Copy each line containing the word "Operation" from the records that follow, please.

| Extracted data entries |
......

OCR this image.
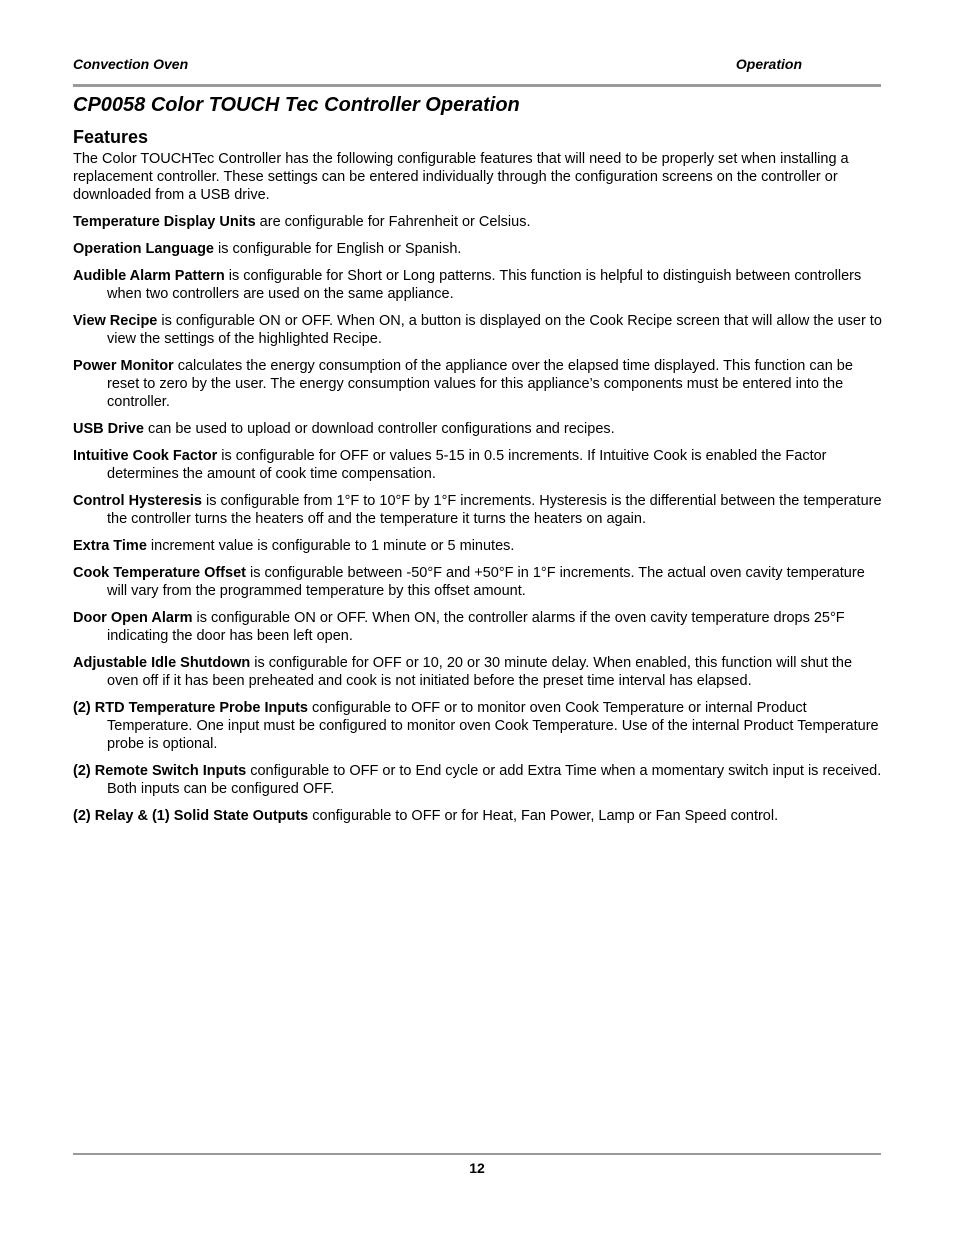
Convection Oven	Operation
CP0058 Color TOUCH Tec Controller Operation
Features

The Color TOUCHTec Controller has the following configurable features that will need to be properly set when installing a replacement controller. These settings can be entered individually through the configuration screens on the controller or downloaded from a USB drive.

Temperature Display Units are configurable for Fahrenheit or Celsius.

Operation Language is configurable for English or Spanish.

Audible Alarm Pattern is configurable for Short or Long patterns. This function is helpful to distinguish between controllers when two controllers are used on the same appliance.

View Recipe is configurable ON or OFF. When ON, a button is displayed on the Cook Recipe screen that will allow the user to view the settings of the highlighted Recipe.

Power Monitor calculates the energy consumption of the appliance over the elapsed time displayed. This function can be reset to zero by the user. The energy consumption values for this appliance’s components must be entered into the controller.

USB Drive can be used to upload or download controller configurations and recipes.

Intuitive Cook Factor is configurable for OFF or values 5-15 in 0.5 increments. If Intuitive Cook is enabled the Factor determines the amount of cook time compensation.

Control Hysteresis is configurable from 1°F to 10°F by 1°F increments. Hysteresis is the differential between the temperature the controller turns the heaters off and the temperature it turns the heaters on again.

Extra Time increment value is configurable to 1 minute or 5 minutes.

Cook Temperature Offset is configurable between -50°F and +50°F in 1°F increments. The actual oven cavity temperature will vary from the programmed temperature by this offset amount.

Door Open Alarm is configurable ON or OFF. When ON, the controller alarms if the oven cavity temperature drops 25°F indicating the door has been left open.

Adjustable Idle Shutdown is configurable for OFF or 10, 20 or 30 minute delay. When enabled, this function will shut the oven off if it has been preheated and cook is not initiated before the preset time interval has elapsed.

(2) RTD Temperature Probe Inputs configurable to OFF or to monitor oven Cook Temperature or internal Product Temperature. One input must be configured to monitor oven Cook Temperature. Use of the internal Product Temperature probe is optional.

(2) Remote Switch Inputs configurable to OFF or to End cycle or add Extra Time when a momentary switch input is received. Both inputs can be configured OFF.

(2) Relay & (1) Solid State Outputs configurable to OFF or for Heat, Fan Power, Lamp or Fan Speed control.

12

......

| Correct output |
Convection Oven	Operation
CP0058 Color TOUCH Tec Controller Operation
Operation Language is configurable for English or Spanish.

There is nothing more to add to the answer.